■ **Written problem**: Transcribe the records below exactly.
>> begin Record excerpts
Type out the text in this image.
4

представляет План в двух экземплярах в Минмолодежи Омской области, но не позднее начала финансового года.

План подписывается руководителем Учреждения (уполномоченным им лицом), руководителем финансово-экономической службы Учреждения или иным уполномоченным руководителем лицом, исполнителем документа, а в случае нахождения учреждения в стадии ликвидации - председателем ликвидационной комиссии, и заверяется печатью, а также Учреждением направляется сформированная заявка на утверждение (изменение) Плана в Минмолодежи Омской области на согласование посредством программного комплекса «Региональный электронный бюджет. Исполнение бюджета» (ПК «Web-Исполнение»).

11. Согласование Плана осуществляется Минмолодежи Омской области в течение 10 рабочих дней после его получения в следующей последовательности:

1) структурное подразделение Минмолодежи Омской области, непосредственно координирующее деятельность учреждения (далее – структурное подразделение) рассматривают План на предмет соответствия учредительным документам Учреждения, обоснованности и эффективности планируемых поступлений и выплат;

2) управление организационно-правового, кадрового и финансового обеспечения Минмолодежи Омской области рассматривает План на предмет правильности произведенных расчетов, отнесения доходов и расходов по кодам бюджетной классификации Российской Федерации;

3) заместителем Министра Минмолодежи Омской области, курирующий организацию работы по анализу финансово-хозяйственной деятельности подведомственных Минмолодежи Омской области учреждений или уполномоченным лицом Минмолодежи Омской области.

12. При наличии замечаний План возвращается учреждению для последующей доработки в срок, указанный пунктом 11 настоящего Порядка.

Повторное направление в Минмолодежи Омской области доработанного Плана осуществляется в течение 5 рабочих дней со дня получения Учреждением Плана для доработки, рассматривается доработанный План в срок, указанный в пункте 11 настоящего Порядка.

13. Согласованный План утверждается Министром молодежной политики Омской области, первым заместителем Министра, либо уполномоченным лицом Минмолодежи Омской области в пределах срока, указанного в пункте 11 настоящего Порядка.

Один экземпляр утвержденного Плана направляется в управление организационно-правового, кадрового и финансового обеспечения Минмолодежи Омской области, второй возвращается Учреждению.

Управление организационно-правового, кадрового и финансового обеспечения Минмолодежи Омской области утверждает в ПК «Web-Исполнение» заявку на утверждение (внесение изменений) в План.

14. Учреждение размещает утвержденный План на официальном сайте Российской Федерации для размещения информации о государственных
>> end Record excerpts
■ **Written answer**:
Type out the text in this image.
4

представляет План в двух экземплярах в Минмолодежи Омской области, но не позднее начала финансового года.

План подписывается руководителем Учреждения (уполномоченным им лицом), руководителем финансово-экономической службы Учреждения или иным уполномоченным руководителем лицом, исполнителем документа, а в случае нахождения учреждения в стадии ликвидации - председателем ликвидационной комиссии, и заверяется печатью, а также Учреждением направляется сформированная заявка на утверждение (изменение) Плана в Минмолодежи Омской области на согласование посредством программного комплекса «Региональный электронный бюджет. Исполнение бюджета» (ПК «Web-Исполнение»).

11. Согласование Плана осуществляется Минмолодежи Омской области в течение 10 рабочих дней после его получения в следующей последовательности:

1) структурное подразделение Минмолодежи Омской области, непосредственно координирующее деятельность учреждения (далее – структурное подразделение) рассматривают План на предмет соответствия учредительным документам Учреждения, обоснованности и эффективности планируемых поступлений и выплат;

2) управление организационно-правового, кадрового и финансового обеспечения Минмолодежи Омской области рассматривает План на предмет правильности произведенных расчетов, отнесения доходов и расходов по кодам бюджетной классификации Российской Федерации;

3) заместителем Министра Минмолодежи Омской области, курирующий организацию работы по анализу финансово-хозяйственной деятельности подведомственных Минмолодежи Омской области учреждений или уполномоченным лицом Минмолодежи Омской области.

12. При наличии замечаний План возвращается учреждению для последующей доработки в срок, указанный пунктом 11 настоящего Порядка.

Повторное направление в Минмолодежи Омской области доработанного Плана осуществляется в течение 5 рабочих дней со дня получения Учреждением Плана для доработки, рассматривается доработанный План в срок, указанный в пункте 11 настоящего Порядка.

13. Согласованный План утверждается Министром молодежной политики Омской области, первым заместителем Министра, либо уполномоченным лицом Минмолодежи Омской области в пределах срока, указанного в пункте 11 настоящего Порядка.

Один экземпляр утвержденного Плана направляется в управление организационно-правового, кадрового и финансового обеспечения Минмолодежи Омской области, второй возвращается Учреждению.

Управление организационно-правового, кадрового и финансового обеспечения Минмолодежи Омской области утверждает в ПК «Web-Исполнение» заявку на утверждение (внесение изменений) в План.

14. Учреждение размещает утвержденный План на официальном сайте Российской Федерации для размещения информации о государственных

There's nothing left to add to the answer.